*** Information supplied ***
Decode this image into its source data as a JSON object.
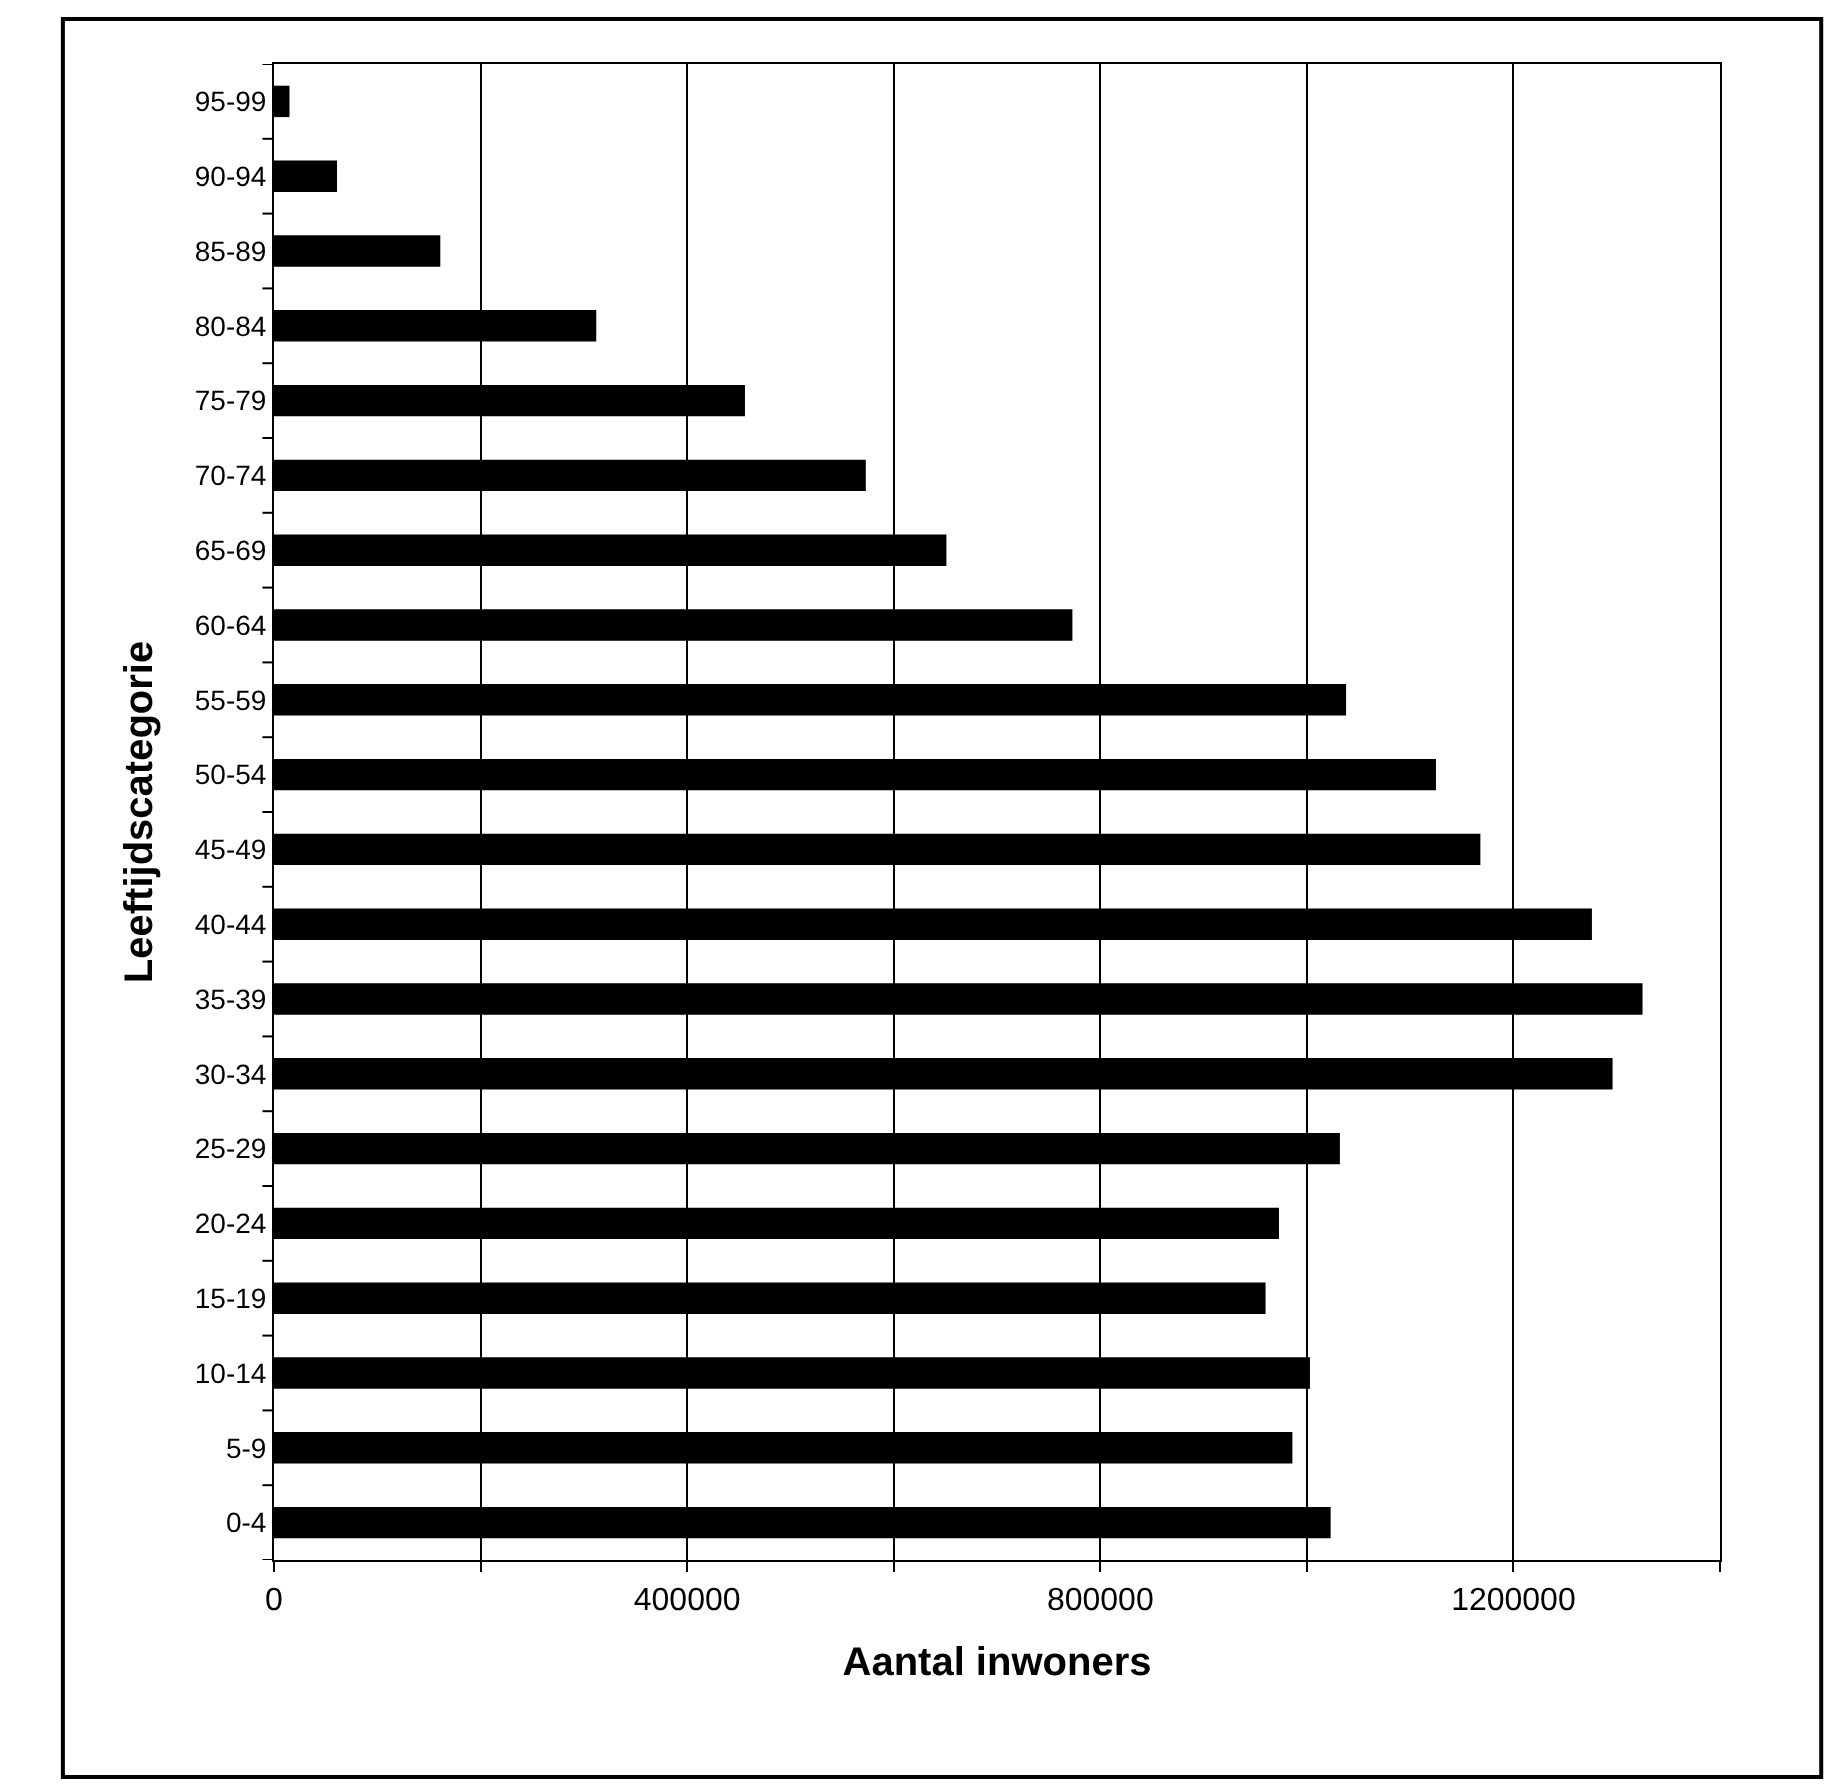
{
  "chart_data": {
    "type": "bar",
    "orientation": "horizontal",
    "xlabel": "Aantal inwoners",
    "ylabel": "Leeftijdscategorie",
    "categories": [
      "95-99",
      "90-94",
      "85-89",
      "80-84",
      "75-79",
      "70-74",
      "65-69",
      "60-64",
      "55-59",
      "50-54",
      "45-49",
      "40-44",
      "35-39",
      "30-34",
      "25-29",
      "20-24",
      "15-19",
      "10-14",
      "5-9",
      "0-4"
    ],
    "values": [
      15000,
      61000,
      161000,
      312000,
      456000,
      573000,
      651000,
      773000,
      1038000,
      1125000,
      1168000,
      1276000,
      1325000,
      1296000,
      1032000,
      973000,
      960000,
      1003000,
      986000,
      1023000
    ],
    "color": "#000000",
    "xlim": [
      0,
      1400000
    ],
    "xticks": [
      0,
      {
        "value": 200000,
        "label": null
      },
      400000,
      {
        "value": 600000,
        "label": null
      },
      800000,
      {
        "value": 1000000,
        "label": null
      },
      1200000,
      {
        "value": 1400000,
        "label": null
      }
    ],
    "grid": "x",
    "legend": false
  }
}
***
What to work on :: Each entry above should be reproduced exactly, with the pictures removed.

Solution for this exercise ::
Decode this image into its source data as a JSON object.
{
  "chart_data": {
    "type": "bar",
    "orientation": "horizontal",
    "xlabel": "Aantal inwoners",
    "ylabel": "Leeftijdscategorie",
    "categories": [
      "95-99",
      "90-94",
      "85-89",
      "80-84",
      "75-79",
      "70-74",
      "65-69",
      "60-64",
      "55-59",
      "50-54",
      "45-49",
      "40-44",
      "35-39",
      "30-34",
      "25-29",
      "20-24",
      "15-19",
      "10-14",
      "5-9",
      "0-4"
    ],
    "values": [
      15000,
      61000,
      161000,
      312000,
      456000,
      573000,
      651000,
      773000,
      1038000,
      1125000,
      1168000,
      1276000,
      1325000,
      1296000,
      1032000,
      973000,
      960000,
      1003000,
      986000,
      1023000
    ],
    "color": "#000000",
    "xlim": [
      0,
      1400000
    ],
    "xticks": [
      0,
      {
        "value": 200000,
        "label": null
      },
      400000,
      {
        "value": 600000,
        "label": null
      },
      800000,
      {
        "value": 1000000,
        "label": null
      },
      1200000,
      {
        "value": 1400000,
        "label": null
      }
    ],
    "grid": "x",
    "legend": false
  }
}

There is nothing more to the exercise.